**Task directions**
What is the number of lines containing the word "flights"? Give that number alone.

**Material for the task**
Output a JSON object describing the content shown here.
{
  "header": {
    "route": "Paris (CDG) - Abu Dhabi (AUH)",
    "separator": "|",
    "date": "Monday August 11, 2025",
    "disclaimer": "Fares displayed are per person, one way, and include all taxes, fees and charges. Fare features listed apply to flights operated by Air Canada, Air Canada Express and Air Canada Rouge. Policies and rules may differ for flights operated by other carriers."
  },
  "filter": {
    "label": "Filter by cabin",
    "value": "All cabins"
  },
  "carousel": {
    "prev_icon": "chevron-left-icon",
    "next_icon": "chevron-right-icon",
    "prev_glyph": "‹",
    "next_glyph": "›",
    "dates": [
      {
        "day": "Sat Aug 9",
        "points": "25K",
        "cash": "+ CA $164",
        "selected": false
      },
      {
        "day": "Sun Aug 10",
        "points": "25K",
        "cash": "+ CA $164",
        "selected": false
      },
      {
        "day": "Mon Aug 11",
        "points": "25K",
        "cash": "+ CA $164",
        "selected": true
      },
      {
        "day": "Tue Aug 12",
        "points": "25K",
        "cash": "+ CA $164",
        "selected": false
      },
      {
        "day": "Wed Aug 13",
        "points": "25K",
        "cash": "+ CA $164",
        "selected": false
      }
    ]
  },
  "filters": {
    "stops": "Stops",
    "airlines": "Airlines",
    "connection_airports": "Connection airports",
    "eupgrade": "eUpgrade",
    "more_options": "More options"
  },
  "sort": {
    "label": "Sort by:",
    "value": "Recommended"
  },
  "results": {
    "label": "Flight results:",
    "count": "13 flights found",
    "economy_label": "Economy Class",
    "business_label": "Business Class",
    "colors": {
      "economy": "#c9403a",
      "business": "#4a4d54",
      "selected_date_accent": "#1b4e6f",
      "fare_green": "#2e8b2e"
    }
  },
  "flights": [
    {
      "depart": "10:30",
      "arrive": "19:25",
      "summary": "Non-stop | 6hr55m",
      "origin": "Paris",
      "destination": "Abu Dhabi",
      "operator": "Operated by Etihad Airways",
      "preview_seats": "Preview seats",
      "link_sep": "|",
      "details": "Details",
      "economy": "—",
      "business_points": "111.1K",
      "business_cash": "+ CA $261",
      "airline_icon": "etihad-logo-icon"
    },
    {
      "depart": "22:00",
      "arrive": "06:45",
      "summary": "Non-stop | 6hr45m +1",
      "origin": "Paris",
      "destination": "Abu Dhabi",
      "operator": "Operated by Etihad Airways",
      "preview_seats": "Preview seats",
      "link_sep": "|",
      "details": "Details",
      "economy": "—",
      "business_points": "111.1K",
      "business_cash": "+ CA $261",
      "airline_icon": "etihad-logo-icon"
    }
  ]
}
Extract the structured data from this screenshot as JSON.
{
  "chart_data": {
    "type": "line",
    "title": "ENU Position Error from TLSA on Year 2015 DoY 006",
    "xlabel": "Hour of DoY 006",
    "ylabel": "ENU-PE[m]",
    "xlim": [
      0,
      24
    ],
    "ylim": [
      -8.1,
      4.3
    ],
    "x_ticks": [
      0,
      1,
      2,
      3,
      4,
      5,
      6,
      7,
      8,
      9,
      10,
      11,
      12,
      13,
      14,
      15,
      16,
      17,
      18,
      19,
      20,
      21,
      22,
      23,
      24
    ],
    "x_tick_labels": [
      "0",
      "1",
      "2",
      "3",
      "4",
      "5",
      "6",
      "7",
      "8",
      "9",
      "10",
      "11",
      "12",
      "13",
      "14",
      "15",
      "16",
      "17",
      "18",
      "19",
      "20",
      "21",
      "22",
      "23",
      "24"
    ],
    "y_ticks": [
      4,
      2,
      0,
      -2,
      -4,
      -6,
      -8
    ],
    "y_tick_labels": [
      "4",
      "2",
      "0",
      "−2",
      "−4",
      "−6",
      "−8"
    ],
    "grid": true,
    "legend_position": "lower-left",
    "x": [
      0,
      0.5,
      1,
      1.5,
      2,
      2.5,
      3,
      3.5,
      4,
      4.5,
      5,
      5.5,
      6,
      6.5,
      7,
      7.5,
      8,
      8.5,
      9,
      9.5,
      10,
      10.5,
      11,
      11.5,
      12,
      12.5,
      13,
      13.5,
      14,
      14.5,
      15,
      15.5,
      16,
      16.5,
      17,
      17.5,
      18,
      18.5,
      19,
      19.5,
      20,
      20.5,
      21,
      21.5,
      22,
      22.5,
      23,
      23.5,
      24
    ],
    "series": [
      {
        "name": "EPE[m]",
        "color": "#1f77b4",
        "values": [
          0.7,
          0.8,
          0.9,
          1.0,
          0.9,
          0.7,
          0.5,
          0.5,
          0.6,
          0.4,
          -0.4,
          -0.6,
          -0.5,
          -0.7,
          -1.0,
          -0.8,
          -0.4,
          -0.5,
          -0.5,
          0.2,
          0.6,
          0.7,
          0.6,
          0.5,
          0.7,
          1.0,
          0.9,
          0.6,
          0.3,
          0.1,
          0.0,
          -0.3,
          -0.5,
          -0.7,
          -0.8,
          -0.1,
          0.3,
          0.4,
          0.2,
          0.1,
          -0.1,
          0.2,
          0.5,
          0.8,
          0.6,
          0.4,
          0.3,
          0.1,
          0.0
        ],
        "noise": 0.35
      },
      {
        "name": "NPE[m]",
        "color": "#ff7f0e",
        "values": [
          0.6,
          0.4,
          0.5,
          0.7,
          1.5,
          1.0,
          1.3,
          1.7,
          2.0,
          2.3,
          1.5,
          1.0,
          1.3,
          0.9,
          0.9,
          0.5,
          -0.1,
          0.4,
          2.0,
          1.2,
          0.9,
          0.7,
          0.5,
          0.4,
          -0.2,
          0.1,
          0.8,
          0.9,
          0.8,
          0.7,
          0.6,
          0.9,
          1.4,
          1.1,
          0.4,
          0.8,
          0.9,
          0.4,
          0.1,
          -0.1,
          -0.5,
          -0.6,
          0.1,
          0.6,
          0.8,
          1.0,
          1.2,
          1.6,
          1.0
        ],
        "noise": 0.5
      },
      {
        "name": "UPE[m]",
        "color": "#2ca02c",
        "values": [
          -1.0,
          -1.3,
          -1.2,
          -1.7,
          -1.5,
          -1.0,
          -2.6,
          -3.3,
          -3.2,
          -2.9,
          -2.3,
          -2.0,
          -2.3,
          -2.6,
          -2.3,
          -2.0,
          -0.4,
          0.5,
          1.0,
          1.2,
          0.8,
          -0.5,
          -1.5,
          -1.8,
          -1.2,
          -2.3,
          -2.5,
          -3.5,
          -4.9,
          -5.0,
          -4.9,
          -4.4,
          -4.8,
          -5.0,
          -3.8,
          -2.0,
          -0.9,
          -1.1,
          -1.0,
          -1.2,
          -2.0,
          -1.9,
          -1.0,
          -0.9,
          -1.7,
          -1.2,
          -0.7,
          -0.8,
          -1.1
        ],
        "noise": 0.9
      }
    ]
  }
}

**Exercise answer**
3